* EXERCISE GOAL: Report the count of lines that carry the string "involved", and add nothing.
— Start —
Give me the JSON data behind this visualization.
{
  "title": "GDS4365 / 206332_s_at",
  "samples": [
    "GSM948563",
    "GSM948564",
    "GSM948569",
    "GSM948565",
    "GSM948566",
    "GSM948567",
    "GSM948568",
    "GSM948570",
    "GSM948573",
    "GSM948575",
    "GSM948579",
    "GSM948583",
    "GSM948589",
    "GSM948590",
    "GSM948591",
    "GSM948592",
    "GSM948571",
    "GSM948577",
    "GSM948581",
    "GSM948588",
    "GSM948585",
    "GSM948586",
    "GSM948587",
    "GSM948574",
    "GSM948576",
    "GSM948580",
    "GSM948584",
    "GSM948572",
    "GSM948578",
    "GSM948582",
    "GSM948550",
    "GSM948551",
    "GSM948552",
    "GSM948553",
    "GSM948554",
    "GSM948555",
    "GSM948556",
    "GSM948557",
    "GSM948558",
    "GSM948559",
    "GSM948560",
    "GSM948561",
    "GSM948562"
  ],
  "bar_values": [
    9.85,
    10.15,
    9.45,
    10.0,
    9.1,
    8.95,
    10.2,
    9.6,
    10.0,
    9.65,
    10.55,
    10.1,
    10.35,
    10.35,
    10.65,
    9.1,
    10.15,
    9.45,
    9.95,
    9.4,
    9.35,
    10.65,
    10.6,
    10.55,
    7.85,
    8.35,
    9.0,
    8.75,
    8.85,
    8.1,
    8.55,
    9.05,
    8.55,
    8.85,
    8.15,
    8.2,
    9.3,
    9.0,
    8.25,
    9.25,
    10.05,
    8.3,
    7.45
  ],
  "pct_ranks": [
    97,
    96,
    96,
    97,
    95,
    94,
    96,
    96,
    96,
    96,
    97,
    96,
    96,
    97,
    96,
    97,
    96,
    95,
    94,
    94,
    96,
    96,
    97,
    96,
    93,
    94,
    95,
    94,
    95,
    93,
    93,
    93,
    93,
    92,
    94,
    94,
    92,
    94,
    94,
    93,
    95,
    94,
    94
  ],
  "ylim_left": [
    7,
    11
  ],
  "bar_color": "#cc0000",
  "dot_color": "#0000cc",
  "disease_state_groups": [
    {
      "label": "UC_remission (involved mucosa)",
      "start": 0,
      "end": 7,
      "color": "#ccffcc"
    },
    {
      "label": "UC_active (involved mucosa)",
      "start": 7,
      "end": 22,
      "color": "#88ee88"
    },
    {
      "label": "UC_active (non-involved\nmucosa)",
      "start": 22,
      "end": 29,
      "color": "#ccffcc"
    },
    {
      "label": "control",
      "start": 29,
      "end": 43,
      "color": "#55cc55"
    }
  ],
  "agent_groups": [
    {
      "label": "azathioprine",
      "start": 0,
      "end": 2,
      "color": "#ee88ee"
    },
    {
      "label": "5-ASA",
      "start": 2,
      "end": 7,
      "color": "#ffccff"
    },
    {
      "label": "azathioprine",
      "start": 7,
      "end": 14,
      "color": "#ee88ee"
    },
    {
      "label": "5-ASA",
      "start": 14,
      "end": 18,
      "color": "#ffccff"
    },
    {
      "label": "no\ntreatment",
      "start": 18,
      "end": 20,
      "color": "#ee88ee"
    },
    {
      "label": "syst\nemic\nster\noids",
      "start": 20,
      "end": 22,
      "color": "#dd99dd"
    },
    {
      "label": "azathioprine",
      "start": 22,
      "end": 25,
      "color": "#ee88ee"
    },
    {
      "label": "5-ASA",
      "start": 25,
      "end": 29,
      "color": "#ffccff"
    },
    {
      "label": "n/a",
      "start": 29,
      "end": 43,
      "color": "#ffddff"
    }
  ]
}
— End —
* EXPECTED OUTPUT: 3